* _WHAT YOU HAVE TO DO_: Pull every "sind" line out of the data below.

# SOURCE RECORDS start

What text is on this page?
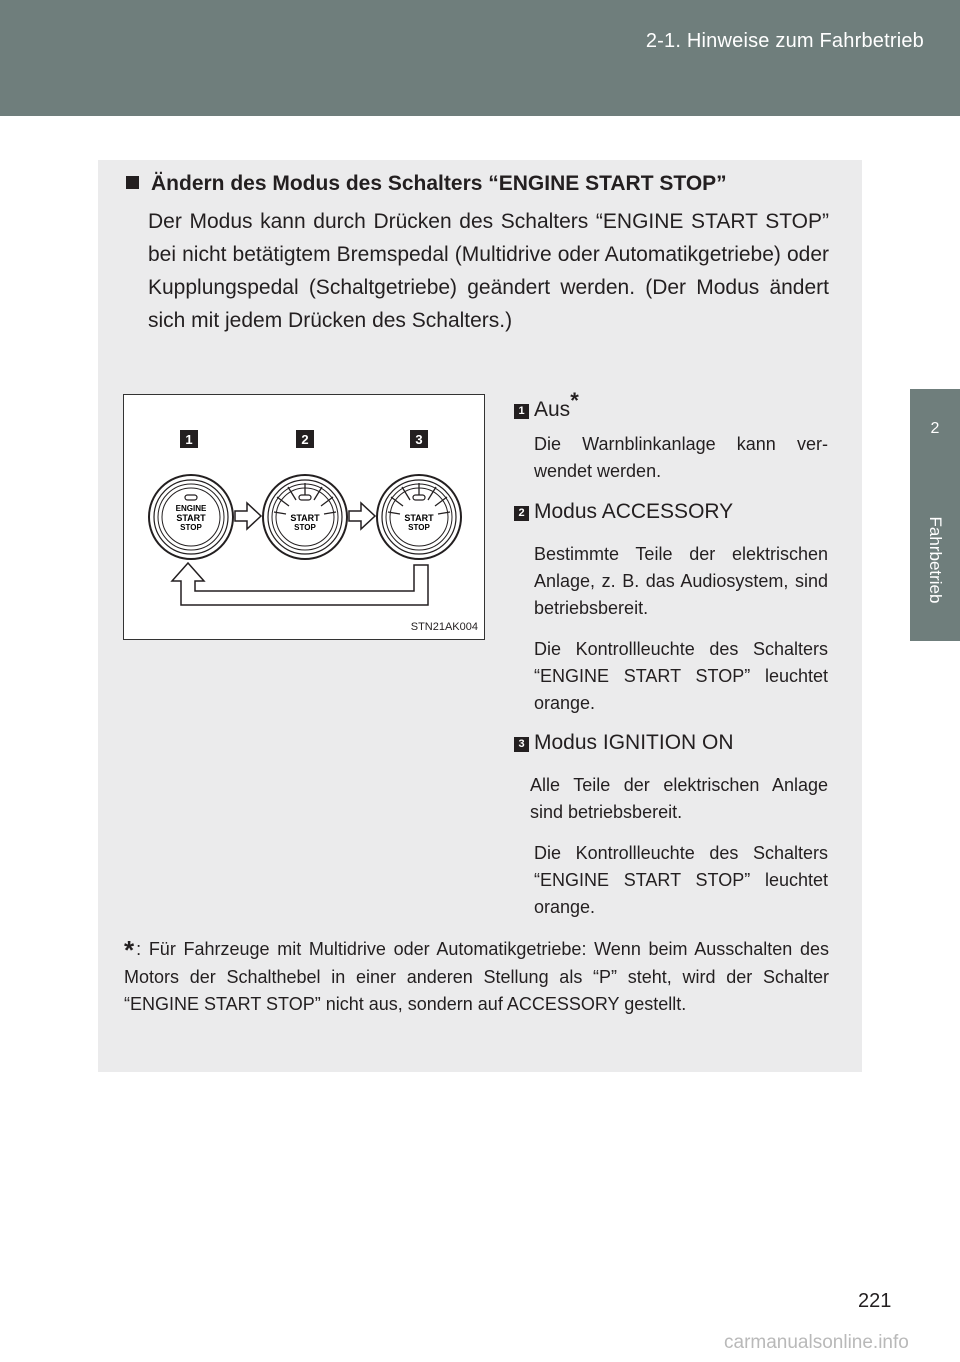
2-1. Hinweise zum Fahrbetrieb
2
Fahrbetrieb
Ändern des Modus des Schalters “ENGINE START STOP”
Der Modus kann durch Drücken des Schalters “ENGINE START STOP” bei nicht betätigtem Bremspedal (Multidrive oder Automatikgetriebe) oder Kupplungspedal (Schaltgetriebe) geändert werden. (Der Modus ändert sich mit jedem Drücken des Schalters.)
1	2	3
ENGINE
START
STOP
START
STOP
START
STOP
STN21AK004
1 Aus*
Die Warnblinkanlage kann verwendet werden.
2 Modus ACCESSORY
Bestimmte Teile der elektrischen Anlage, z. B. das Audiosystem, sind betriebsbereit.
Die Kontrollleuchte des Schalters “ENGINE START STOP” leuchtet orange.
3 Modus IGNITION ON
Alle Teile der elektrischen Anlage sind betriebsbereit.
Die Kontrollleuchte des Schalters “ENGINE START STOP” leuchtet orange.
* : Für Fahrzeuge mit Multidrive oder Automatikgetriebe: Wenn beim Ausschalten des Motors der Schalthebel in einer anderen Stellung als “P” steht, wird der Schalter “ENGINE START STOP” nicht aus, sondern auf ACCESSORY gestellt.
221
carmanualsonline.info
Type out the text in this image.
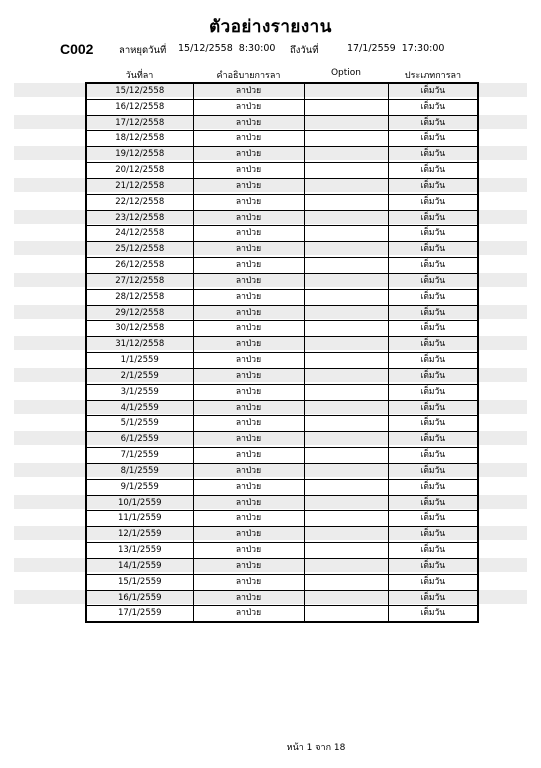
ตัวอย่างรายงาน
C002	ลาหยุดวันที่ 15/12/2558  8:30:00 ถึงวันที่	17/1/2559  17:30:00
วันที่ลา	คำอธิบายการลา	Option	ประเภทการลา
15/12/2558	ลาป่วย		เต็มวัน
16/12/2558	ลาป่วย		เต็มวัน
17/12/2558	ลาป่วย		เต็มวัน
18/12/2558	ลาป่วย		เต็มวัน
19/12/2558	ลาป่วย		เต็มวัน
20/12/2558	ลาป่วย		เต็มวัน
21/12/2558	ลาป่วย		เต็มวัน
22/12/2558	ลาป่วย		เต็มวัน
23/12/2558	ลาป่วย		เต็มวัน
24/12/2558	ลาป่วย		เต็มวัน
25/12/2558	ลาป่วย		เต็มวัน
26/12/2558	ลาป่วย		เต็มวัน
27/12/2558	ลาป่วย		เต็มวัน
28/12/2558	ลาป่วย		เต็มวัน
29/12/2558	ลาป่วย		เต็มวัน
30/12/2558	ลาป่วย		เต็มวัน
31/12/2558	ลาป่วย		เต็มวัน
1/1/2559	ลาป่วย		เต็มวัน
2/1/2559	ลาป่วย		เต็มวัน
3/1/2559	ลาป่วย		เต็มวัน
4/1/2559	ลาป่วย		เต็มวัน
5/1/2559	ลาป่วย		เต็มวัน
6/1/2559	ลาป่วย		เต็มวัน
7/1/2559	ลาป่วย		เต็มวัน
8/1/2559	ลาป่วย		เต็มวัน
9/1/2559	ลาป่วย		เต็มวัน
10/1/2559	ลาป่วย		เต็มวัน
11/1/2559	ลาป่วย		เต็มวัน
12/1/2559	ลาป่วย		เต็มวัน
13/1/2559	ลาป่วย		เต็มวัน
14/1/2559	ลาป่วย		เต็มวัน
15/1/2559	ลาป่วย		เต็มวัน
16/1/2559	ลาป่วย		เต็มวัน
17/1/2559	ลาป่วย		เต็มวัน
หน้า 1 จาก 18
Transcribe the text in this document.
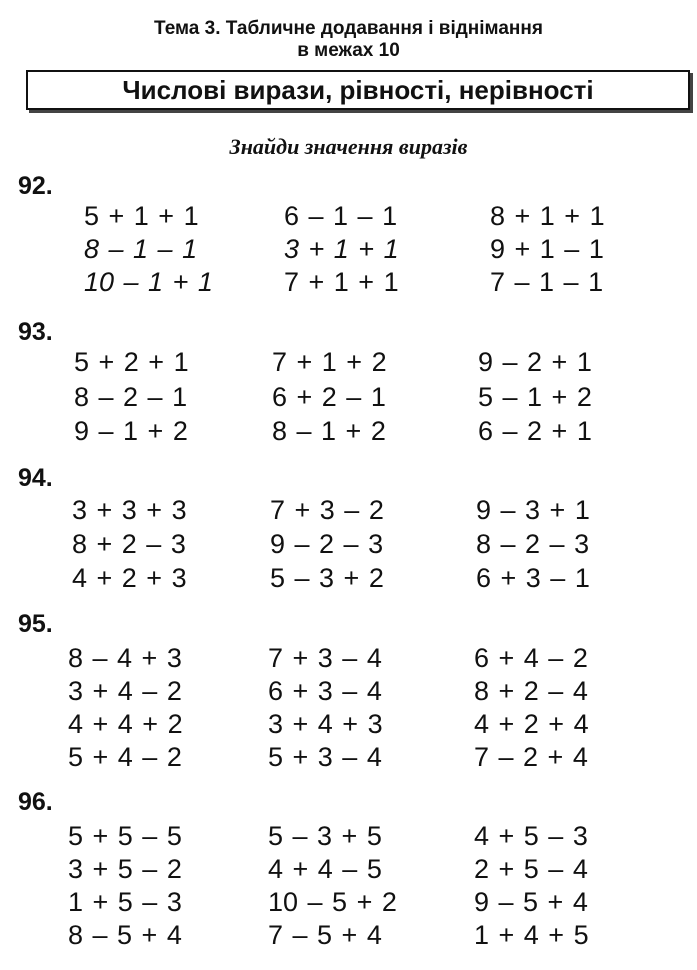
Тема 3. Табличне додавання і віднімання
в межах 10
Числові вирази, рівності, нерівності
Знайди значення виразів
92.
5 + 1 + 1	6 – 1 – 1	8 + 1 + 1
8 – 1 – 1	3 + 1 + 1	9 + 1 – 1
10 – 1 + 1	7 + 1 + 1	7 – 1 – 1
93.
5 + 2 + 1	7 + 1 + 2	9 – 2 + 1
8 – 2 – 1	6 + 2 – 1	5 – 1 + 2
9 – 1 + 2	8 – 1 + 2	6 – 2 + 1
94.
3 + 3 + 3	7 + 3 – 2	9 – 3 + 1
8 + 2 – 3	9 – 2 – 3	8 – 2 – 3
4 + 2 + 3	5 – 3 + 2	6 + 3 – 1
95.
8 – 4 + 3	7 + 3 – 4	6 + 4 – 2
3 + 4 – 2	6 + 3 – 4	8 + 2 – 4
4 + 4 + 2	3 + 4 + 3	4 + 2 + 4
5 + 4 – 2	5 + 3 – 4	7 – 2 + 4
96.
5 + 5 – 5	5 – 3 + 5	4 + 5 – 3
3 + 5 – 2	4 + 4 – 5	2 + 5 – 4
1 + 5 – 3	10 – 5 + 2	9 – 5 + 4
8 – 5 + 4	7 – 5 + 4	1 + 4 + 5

# SOURCE RECORDS end

* _RESPONSE_:
Bestimmte Teile der elektrischen Anlage, z. B. das Audiosystem, sind betriebsbereit.
Alle Teile der elektrischen Anlage sind betriebsbereit.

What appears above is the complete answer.